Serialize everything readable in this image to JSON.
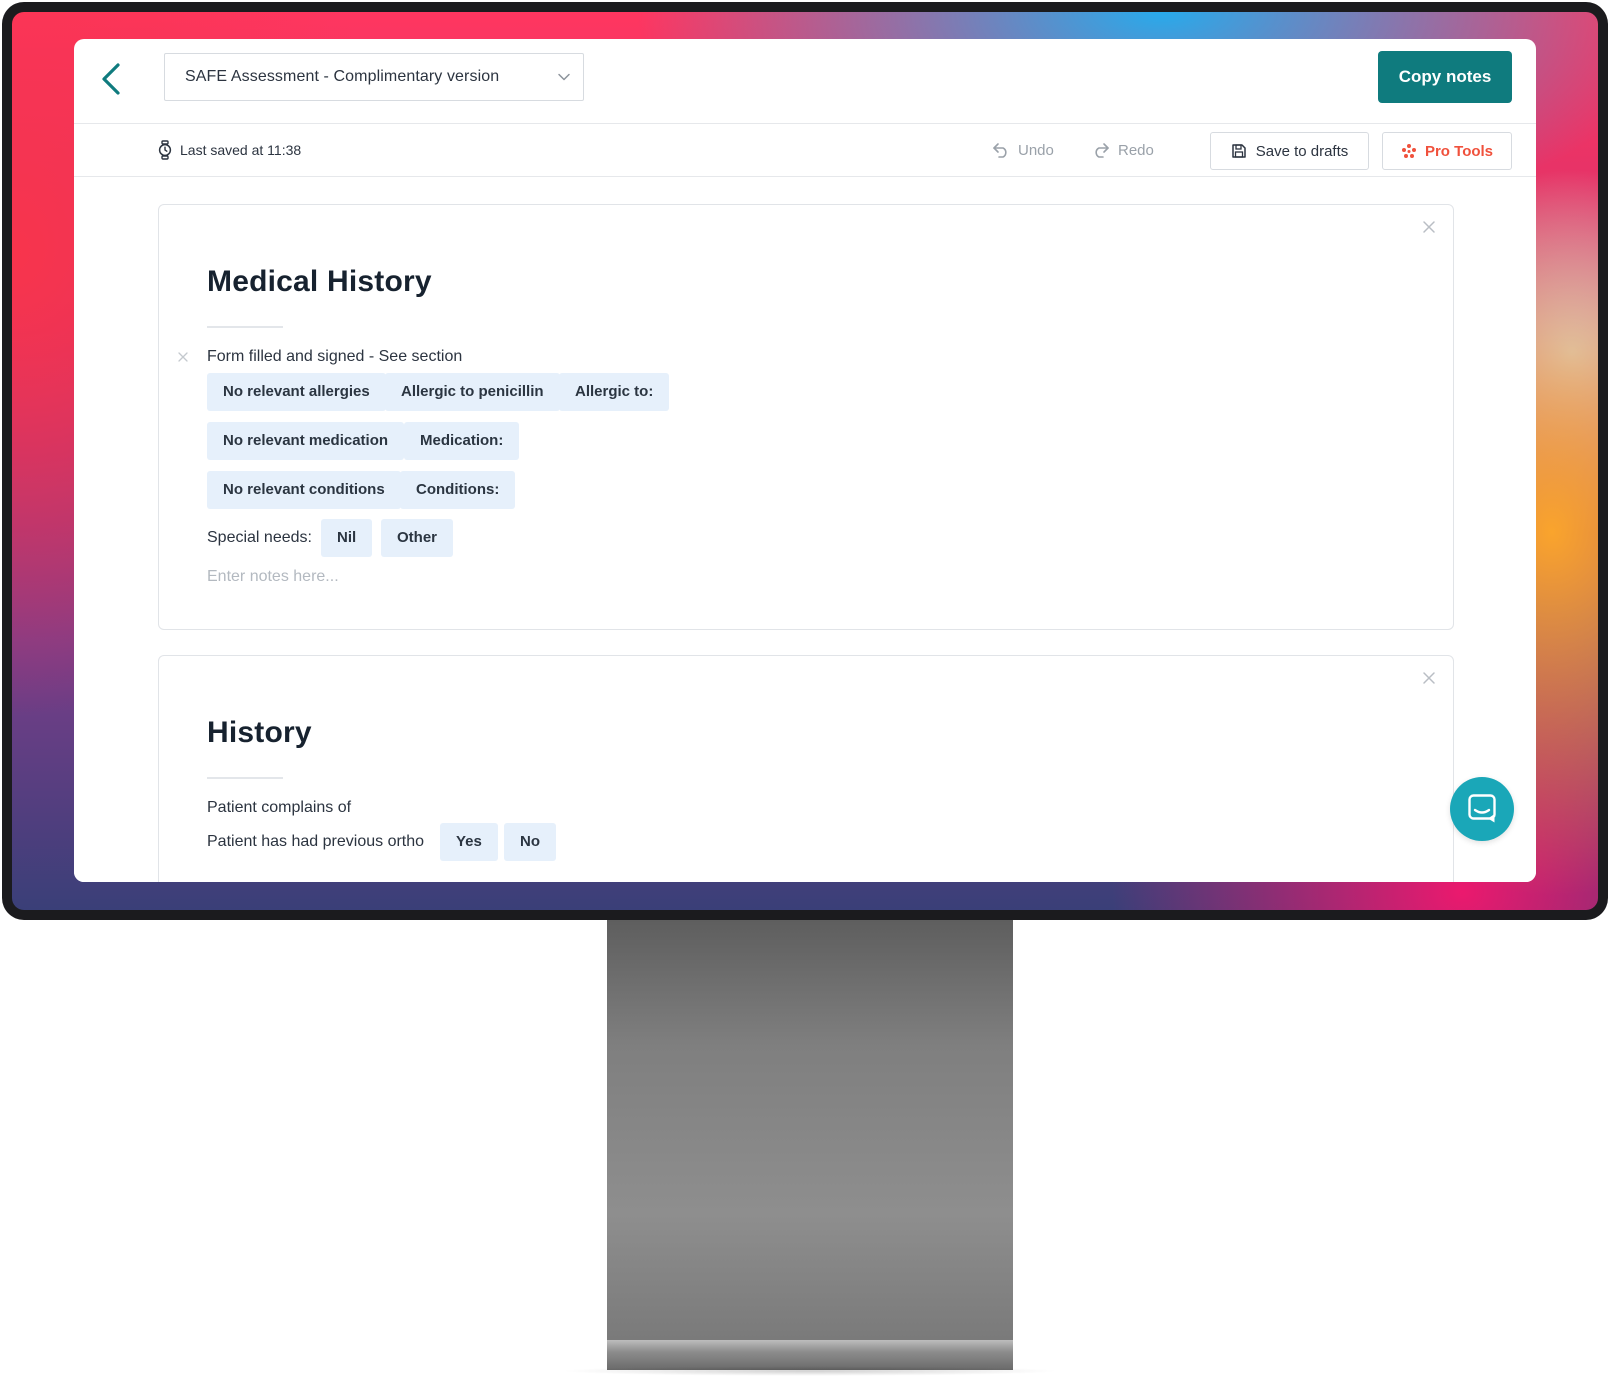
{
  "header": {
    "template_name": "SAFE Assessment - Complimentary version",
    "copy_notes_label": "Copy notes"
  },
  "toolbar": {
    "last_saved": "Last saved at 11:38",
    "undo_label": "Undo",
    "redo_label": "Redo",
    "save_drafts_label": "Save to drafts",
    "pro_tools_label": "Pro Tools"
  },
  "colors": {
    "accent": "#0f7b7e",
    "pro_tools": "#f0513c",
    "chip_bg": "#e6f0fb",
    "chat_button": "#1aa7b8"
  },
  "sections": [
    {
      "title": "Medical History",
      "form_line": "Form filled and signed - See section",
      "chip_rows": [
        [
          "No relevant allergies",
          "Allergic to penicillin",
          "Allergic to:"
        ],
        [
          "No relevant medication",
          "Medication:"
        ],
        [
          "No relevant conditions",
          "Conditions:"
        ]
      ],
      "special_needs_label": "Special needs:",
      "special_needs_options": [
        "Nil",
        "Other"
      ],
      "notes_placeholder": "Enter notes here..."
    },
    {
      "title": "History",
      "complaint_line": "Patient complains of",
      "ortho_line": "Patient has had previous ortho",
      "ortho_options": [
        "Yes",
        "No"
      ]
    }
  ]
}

==

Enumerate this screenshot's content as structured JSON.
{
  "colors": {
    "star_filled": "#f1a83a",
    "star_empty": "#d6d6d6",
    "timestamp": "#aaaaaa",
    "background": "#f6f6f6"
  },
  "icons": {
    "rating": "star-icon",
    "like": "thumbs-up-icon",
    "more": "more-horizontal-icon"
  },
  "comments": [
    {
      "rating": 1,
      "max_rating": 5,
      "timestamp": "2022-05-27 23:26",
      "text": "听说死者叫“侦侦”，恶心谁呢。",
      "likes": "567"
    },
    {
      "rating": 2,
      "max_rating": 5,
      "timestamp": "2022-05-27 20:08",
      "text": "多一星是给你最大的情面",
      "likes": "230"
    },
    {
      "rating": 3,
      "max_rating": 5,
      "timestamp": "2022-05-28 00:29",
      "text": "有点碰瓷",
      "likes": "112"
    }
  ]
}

→ The task
Identify all lines where the word "Patient" shows up. Copy them.

→ Exercise answer
      "complaint_line": "Patient complains of",
      "ortho_line": "Patient has had previous ortho",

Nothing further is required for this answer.